§ **Goal**
Quote each record exactly, please, leaving none out.

§ **Provided information**
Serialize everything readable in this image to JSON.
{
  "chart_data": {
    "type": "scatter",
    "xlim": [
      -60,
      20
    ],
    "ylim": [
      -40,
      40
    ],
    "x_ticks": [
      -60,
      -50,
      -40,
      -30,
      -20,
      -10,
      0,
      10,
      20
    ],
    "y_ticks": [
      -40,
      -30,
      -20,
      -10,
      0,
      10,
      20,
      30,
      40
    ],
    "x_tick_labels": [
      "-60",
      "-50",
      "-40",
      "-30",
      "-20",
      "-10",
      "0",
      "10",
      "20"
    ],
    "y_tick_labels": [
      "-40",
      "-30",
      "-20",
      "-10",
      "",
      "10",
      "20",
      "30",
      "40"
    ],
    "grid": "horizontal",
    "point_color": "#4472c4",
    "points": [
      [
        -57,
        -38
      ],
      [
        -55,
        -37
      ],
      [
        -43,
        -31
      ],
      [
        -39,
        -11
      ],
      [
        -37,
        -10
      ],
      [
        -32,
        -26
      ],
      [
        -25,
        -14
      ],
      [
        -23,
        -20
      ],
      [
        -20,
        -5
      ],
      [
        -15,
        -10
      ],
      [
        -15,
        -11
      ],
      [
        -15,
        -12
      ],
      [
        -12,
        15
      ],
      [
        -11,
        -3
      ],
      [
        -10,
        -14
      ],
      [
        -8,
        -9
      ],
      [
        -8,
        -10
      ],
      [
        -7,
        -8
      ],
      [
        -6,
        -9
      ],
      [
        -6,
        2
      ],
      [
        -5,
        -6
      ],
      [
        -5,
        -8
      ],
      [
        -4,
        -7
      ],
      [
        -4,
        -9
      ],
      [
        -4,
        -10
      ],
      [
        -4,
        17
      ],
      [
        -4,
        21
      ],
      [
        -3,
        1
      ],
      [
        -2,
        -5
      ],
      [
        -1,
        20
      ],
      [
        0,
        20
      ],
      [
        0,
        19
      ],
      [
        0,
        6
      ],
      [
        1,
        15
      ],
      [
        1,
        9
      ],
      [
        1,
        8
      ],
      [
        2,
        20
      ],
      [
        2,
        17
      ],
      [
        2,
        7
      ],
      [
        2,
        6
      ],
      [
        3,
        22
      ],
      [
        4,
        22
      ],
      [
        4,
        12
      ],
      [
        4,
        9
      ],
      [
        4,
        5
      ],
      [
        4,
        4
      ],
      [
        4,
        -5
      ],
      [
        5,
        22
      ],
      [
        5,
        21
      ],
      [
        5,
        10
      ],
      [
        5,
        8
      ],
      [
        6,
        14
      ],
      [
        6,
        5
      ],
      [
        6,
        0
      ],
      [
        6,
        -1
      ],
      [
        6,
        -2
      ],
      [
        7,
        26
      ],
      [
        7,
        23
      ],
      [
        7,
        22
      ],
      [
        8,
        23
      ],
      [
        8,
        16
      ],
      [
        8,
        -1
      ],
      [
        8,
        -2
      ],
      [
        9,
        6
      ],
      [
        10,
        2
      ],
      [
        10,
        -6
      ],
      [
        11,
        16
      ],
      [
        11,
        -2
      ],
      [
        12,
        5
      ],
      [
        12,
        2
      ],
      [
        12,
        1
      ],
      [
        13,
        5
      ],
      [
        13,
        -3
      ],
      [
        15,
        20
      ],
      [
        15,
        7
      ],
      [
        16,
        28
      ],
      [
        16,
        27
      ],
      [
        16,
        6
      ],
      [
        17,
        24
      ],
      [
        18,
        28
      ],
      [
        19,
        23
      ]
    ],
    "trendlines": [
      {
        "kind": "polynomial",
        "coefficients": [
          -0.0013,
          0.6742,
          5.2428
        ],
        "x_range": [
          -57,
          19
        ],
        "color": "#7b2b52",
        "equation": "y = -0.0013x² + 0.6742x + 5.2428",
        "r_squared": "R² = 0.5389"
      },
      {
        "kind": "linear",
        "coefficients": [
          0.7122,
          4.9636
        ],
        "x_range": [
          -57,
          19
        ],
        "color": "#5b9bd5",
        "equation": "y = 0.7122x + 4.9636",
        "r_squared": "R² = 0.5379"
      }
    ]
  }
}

§ **Written response**
Serialize everything readable in this image to JSON.
{
  "chart_data": {
    "type": "scatter",
    "xlim": [
      -60,
      20
    ],
    "ylim": [
      -40,
      40
    ],
    "x_ticks": [
      -60,
      -50,
      -40,
      -30,
      -20,
      -10,
      0,
      10,
      20
    ],
    "y_ticks": [
      -40,
      -30,
      -20,
      -10,
      0,
      10,
      20,
      30,
      40
    ],
    "x_tick_labels": [
      "-60",
      "-50",
      "-40",
      "-30",
      "-20",
      "-10",
      "0",
      "10",
      "20"
    ],
    "y_tick_labels": [
      "-40",
      "-30",
      "-20",
      "-10",
      "",
      "10",
      "20",
      "30",
      "40"
    ],
    "grid": "horizontal",
    "point_color": "#4472c4",
    "points": [
      [
        -57,
        -38
      ],
      [
        -55,
        -37
      ],
      [
        -43,
        -31
      ],
      [
        -39,
        -11
      ],
      [
        -37,
        -10
      ],
      [
        -32,
        -26
      ],
      [
        -25,
        -14
      ],
      [
        -23,
        -20
      ],
      [
        -20,
        -5
      ],
      [
        -15,
        -10
      ],
      [
        -15,
        -11
      ],
      [
        -15,
        -12
      ],
      [
        -12,
        15
      ],
      [
        -11,
        -3
      ],
      [
        -10,
        -14
      ],
      [
        -8,
        -9
      ],
      [
        -8,
        -10
      ],
      [
        -7,
        -8
      ],
      [
        -6,
        -9
      ],
      [
        -6,
        2
      ],
      [
        -5,
        -6
      ],
      [
        -5,
        -8
      ],
      [
        -4,
        -7
      ],
      [
        -4,
        -9
      ],
      [
        -4,
        -10
      ],
      [
        -4,
        17
      ],
      [
        -4,
        21
      ],
      [
        -3,
        1
      ],
      [
        -2,
        -5
      ],
      [
        -1,
        20
      ],
      [
        0,
        20
      ],
      [
        0,
        19
      ],
      [
        0,
        6
      ],
      [
        1,
        15
      ],
      [
        1,
        9
      ],
      [
        1,
        8
      ],
      [
        2,
        20
      ],
      [
        2,
        17
      ],
      [
        2,
        7
      ],
      [
        2,
        6
      ],
      [
        3,
        22
      ],
      [
        4,
        22
      ],
      [
        4,
        12
      ],
      [
        4,
        9
      ],
      [
        4,
        5
      ],
      [
        4,
        4
      ],
      [
        4,
        -5
      ],
      [
        5,
        22
      ],
      [
        5,
        21
      ],
      [
        5,
        10
      ],
      [
        5,
        8
      ],
      [
        6,
        14
      ],
      [
        6,
        5
      ],
      [
        6,
        0
      ],
      [
        6,
        -1
      ],
      [
        6,
        -2
      ],
      [
        7,
        26
      ],
      [
        7,
        23
      ],
      [
        7,
        22
      ],
      [
        8,
        23
      ],
      [
        8,
        16
      ],
      [
        8,
        -1
      ],
      [
        8,
        -2
      ],
      [
        9,
        6
      ],
      [
        10,
        2
      ],
      [
        10,
        -6
      ],
      [
        11,
        16
      ],
      [
        11,
        -2
      ],
      [
        12,
        5
      ],
      [
        12,
        2
      ],
      [
        12,
        1
      ],
      [
        13,
        5
      ],
      [
        13,
        -3
      ],
      [
        15,
        20
      ],
      [
        15,
        7
      ],
      [
        16,
        28
      ],
      [
        16,
        27
      ],
      [
        16,
        6
      ],
      [
        17,
        24
      ],
      [
        18,
        28
      ],
      [
        19,
        23
      ]
    ],
    "trendlines": [
      {
        "kind": "polynomial",
        "coefficients": [
          -0.0013,
          0.6742,
          5.2428
        ],
        "x_range": [
          -57,
          19
        ],
        "color": "#7b2b52",
        "equation": "y = -0.0013x² + 0.6742x + 5.2428",
        "r_squared": "R² = 0.5389"
      },
      {
        "kind": "linear",
        "coefficients": [
          0.7122,
          4.9636
        ],
        "x_range": [
          -57,
          19
        ],
        "color": "#5b9bd5",
        "equation": "y = 0.7122x + 4.9636",
        "r_squared": "R² = 0.5379"
      }
    ]
  }
}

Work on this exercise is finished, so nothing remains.